Question

Fill in the blanks with appropriate choice.

Bond order of $N_{2}^{+}$is P while that of $N_{2}$is Q.

Bond order of $O_{2}^{+}$is R while that of $O_{2}$is S

N – N bond distance T when $N_{2}$changes to $N_{2}^{+}$and when $O_{2}$changes to $O_{2}^{+}$the O – O bond distance U

P Q R S T U

• A. 2 $2.5`$ $2.5`$ 1 increases decreases
• B. $2.5$ 3 2 $1.5$ decreases increases
• C. 3 2 $1.5$ 1 increases decreases
• D. $2.5$ 3 $2.5`$ 2 increases decreases

Answer 1

Answer: (D)

• [WORK TASK 1]
Say whether each statement agrees with the bond order question. Answer each with yes or no and quote the deciding words. (a) The question asks about the N – N bond angle. (b) The question tells the reader to fill in the blanks. (c) The blank U stands for the O – O bond distance.
• [WORK TASK 2]
Write what comes next in the bond order question, picking up after its last line.
The data that follows comes from a separate source.

• [Document layout detection data]
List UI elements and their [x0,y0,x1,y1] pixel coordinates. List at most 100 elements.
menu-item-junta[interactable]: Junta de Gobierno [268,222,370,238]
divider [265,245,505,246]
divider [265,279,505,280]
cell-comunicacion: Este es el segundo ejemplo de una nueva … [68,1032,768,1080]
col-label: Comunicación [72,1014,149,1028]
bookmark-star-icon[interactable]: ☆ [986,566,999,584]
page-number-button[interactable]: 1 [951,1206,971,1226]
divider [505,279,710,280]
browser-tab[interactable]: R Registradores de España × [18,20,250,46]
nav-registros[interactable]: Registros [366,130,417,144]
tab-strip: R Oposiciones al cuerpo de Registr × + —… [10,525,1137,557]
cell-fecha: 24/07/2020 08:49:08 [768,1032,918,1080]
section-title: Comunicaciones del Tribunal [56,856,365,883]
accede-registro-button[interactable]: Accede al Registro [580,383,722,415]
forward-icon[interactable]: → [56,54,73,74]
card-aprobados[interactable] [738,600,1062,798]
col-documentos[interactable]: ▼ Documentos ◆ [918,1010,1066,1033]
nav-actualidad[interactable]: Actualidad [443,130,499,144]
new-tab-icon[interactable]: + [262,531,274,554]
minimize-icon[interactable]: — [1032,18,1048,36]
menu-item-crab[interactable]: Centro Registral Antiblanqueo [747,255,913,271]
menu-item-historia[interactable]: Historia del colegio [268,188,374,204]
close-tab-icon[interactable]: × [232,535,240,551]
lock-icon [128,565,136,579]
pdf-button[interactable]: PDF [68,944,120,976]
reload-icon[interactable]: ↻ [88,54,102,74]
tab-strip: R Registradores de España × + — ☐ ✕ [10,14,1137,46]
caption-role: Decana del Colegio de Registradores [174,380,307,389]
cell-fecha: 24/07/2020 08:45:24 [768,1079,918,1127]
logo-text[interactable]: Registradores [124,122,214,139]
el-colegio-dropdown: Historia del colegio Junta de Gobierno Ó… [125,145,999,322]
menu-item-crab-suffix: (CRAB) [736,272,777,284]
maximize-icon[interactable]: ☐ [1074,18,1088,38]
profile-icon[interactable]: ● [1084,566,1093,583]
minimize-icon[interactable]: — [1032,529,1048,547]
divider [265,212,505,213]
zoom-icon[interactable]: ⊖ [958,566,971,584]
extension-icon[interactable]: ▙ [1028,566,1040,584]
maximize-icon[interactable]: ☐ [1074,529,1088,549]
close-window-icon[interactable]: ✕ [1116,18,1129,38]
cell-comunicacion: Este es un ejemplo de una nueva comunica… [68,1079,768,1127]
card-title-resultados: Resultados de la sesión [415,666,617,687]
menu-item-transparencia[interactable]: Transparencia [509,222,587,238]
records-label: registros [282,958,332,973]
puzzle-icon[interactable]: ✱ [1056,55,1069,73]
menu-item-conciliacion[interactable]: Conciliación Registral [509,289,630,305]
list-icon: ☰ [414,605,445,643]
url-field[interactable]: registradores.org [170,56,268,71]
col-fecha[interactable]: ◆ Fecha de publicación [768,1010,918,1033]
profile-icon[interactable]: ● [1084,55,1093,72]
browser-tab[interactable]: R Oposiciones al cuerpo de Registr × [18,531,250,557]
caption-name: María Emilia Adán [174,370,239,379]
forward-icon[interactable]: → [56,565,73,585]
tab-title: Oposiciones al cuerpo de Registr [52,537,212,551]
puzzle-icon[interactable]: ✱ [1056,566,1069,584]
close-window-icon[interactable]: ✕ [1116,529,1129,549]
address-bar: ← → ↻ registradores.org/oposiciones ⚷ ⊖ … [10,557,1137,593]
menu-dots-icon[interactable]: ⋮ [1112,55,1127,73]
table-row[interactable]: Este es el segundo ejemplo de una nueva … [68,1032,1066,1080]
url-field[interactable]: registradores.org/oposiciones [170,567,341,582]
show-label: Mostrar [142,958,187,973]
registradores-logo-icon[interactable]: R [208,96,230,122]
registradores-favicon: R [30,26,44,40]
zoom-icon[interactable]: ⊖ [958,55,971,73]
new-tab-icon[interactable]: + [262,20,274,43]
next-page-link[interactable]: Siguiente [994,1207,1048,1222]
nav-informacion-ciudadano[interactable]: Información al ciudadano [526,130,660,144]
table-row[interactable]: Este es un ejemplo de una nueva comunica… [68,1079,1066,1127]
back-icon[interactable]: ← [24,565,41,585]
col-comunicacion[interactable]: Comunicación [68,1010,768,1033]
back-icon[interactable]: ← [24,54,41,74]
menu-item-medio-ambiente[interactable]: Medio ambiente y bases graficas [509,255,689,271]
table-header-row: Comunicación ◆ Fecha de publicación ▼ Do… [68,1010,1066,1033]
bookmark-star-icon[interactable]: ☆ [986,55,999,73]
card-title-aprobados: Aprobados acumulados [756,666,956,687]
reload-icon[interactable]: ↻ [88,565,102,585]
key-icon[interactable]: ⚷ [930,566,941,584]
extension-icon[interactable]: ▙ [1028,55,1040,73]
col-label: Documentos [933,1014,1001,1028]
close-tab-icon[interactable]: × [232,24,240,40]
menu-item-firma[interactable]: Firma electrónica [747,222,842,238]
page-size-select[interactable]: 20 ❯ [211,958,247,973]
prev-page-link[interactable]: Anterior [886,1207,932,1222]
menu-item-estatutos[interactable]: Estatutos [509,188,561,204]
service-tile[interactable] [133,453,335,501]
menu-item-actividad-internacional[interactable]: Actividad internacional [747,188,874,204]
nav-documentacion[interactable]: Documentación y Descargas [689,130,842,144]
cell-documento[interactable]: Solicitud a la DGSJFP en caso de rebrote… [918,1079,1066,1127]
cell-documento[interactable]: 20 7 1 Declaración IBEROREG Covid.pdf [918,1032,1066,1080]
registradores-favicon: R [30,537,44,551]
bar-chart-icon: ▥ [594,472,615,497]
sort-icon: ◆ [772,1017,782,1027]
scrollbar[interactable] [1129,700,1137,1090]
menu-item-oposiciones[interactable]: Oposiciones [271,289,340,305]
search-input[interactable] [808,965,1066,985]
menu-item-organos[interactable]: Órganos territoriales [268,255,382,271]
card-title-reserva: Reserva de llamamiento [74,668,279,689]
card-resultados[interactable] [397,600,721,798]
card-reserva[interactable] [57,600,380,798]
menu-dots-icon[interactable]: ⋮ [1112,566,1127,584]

• [WRITTEN RESPONSE 1]
(a) No: "N – N bond distance T"
(b) Yes: "Fill in the blanks with appropriate choice."
(c) Yes: "the O – O bond distance U"

• [WRITTEN RESPONSE 2]
$2.5$ 3 $2.5`$ 2 increases decreases

Answer 2

: $N_{2}^{+}:(\sigma 1s^{2})(\sigma*1s^{2})(\sigma 2s^{2})(\sigma*2s^{2})(\pi 2p_{x}^{2} = \pi 2p_{y}^{2})(\sigma 2p_{z}^{1})$ B.O. $= \frac{1}{2} \times (9 - 4) = 2.5$

$N_{2}:B.O. = \frac{1}{2} \times (10 - 4) = 3$

$O_{2}^{+}(\sigma 1s^{2})(\sigma*1s^{2})(\sigma 2s^{2})(\sigma*2s^{2})(\sigma 2p_{z}^{2})$

$(\pi 2py_{x}^{2} = \pi 2p_{y}^{2})(\pi*2p_{x}^{1})$

B.O. $= \frac{1}{2} \times (10 - 5) = 2.5$

$O_{2}:B.O. = \frac{1}{2} \times (10 - 6) = 2$

Since $N_{2}^{+}$has lower bond order than $N_{2}$bond length of N – N in $N_{2}^{+}$increases. In $O_{2}^{+}$bond order increases from 2 to 2.5 hence, bond length decreases.